- _Dataset items_
## start
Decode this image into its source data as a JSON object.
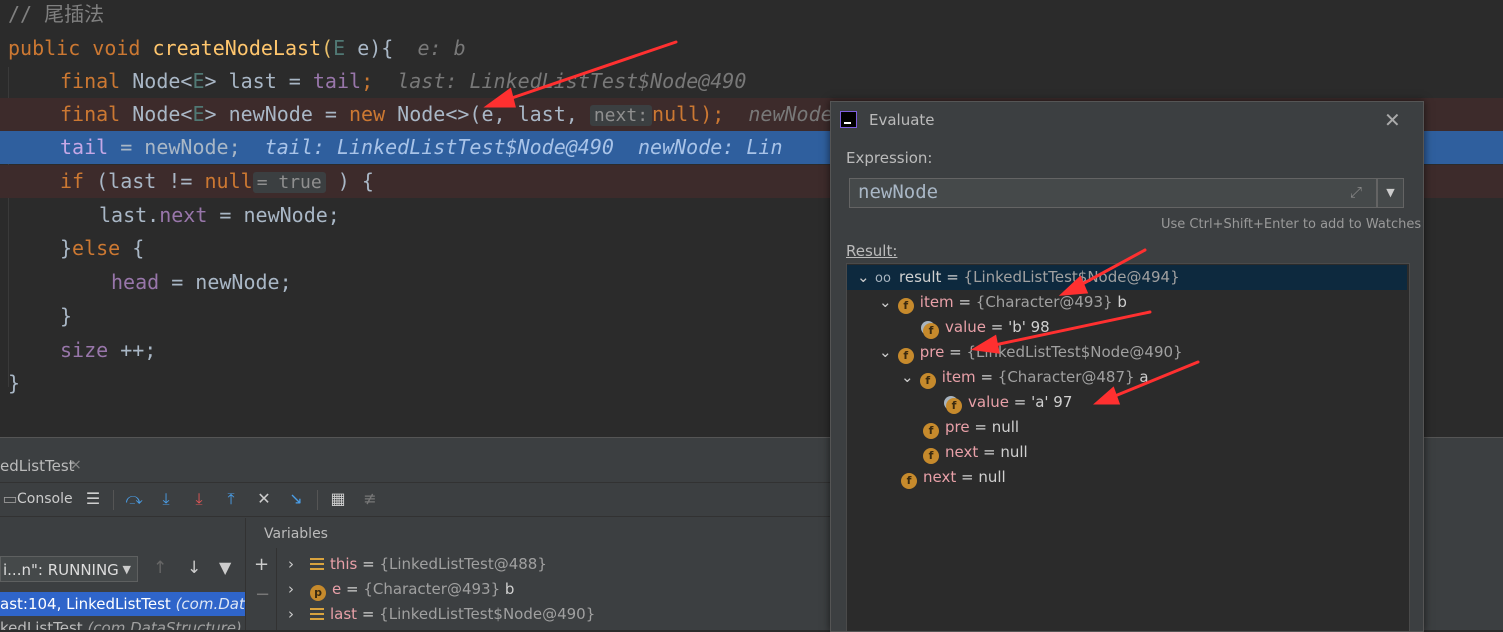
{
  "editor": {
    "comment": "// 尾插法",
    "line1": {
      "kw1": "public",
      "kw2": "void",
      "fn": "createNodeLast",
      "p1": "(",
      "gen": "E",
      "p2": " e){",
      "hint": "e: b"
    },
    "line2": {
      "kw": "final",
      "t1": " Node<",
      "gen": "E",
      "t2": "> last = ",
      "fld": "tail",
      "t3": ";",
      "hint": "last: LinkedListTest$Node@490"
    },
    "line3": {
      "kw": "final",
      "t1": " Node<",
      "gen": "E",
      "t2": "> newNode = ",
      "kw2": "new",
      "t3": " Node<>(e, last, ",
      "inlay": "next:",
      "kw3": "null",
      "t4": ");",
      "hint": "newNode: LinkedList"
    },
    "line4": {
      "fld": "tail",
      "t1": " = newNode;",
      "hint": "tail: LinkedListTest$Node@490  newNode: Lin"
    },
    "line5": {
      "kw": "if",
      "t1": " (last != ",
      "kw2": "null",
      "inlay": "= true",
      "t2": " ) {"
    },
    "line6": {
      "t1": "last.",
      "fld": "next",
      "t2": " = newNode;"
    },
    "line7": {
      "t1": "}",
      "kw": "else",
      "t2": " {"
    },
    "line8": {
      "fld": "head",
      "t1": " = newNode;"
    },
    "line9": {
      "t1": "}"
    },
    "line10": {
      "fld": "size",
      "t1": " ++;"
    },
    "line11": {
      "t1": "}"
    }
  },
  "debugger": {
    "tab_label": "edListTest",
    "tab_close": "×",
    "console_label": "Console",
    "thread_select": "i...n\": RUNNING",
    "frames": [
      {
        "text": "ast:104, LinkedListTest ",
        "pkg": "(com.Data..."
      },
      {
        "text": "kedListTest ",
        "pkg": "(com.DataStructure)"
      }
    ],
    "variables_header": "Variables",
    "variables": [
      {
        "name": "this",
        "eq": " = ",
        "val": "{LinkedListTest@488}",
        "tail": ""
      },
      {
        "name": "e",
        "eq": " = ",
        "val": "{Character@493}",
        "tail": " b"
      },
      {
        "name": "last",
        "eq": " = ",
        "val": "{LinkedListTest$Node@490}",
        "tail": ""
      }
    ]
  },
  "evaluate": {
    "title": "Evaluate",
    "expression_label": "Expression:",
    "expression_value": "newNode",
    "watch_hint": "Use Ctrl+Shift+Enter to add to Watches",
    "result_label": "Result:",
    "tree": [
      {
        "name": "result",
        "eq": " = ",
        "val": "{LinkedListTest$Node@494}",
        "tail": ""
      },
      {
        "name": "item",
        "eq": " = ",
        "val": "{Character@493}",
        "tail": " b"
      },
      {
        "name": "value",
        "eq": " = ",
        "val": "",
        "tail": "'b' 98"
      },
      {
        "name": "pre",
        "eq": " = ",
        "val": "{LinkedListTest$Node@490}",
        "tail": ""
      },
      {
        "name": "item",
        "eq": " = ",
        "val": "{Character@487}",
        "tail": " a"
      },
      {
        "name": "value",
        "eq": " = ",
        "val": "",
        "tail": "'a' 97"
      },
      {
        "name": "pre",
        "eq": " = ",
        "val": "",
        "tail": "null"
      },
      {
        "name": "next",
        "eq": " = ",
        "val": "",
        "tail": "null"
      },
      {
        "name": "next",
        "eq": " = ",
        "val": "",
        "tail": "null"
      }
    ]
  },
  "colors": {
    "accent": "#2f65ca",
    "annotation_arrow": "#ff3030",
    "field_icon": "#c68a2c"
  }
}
## end
- _EXERCISE GOAL_
Using the records above, retype everything exactly except the pictures.

- _CORRECT OUTPUT_
Decode this image into its source data as a JSON object.
{
  "editor": {
    "comment": "// 尾插法",
    "line1": {
      "kw1": "public",
      "kw2": "void",
      "fn": "createNodeLast",
      "p1": "(",
      "gen": "E",
      "p2": " e){",
      "hint": "e: b"
    },
    "line2": {
      "kw": "final",
      "t1": " Node<",
      "gen": "E",
      "t2": "> last = ",
      "fld": "tail",
      "t3": ";",
      "hint": "last: LinkedListTest$Node@490"
    },
    "line3": {
      "kw": "final",
      "t1": " Node<",
      "gen": "E",
      "t2": "> newNode = ",
      "kw2": "new",
      "t3": " Node<>(e, last, ",
      "inlay": "next:",
      "kw3": "null",
      "t4": ");",
      "hint": "newNode: LinkedList"
    },
    "line4": {
      "fld": "tail",
      "t1": " = newNode;",
      "hint": "tail: LinkedListTest$Node@490  newNode: Lin"
    },
    "line5": {
      "kw": "if",
      "t1": " (last != ",
      "kw2": "null",
      "inlay": "= true",
      "t2": " ) {"
    },
    "line6": {
      "t1": "last.",
      "fld": "next",
      "t2": " = newNode;"
    },
    "line7": {
      "t1": "}",
      "kw": "else",
      "t2": " {"
    },
    "line8": {
      "fld": "head",
      "t1": " = newNode;"
    },
    "line9": {
      "t1": "}"
    },
    "line10": {
      "fld": "size",
      "t1": " ++;"
    },
    "line11": {
      "t1": "}"
    }
  },
  "debugger": {
    "tab_label": "edListTest",
    "tab_close": "×",
    "console_label": "Console",
    "thread_select": "i...n\": RUNNING",
    "frames": [
      {
        "text": "ast:104, LinkedListTest ",
        "pkg": "(com.Data..."
      },
      {
        "text": "kedListTest ",
        "pkg": "(com.DataStructure)"
      }
    ],
    "variables_header": "Variables",
    "variables": [
      {
        "name": "this",
        "eq": " = ",
        "val": "{LinkedListTest@488}",
        "tail": ""
      },
      {
        "name": "e",
        "eq": " = ",
        "val": "{Character@493}",
        "tail": " b"
      },
      {
        "name": "last",
        "eq": " = ",
        "val": "{LinkedListTest$Node@490}",
        "tail": ""
      }
    ]
  },
  "evaluate": {
    "title": "Evaluate",
    "expression_label": "Expression:",
    "expression_value": "newNode",
    "watch_hint": "Use Ctrl+Shift+Enter to add to Watches",
    "result_label": "Result:",
    "tree": [
      {
        "name": "result",
        "eq": " = ",
        "val": "{LinkedListTest$Node@494}",
        "tail": ""
      },
      {
        "name": "item",
        "eq": " = ",
        "val": "{Character@493}",
        "tail": " b"
      },
      {
        "name": "value",
        "eq": " = ",
        "val": "",
        "tail": "'b' 98"
      },
      {
        "name": "pre",
        "eq": " = ",
        "val": "{LinkedListTest$Node@490}",
        "tail": ""
      },
      {
        "name": "item",
        "eq": " = ",
        "val": "{Character@487}",
        "tail": " a"
      },
      {
        "name": "value",
        "eq": " = ",
        "val": "",
        "tail": "'a' 97"
      },
      {
        "name": "pre",
        "eq": " = ",
        "val": "",
        "tail": "null"
      },
      {
        "name": "next",
        "eq": " = ",
        "val": "",
        "tail": "null"
      },
      {
        "name": "next",
        "eq": " = ",
        "val": "",
        "tail": "null"
      }
    ]
  },
  "colors": {
    "accent": "#2f65ca",
    "annotation_arrow": "#ff3030",
    "field_icon": "#c68a2c"
  }
}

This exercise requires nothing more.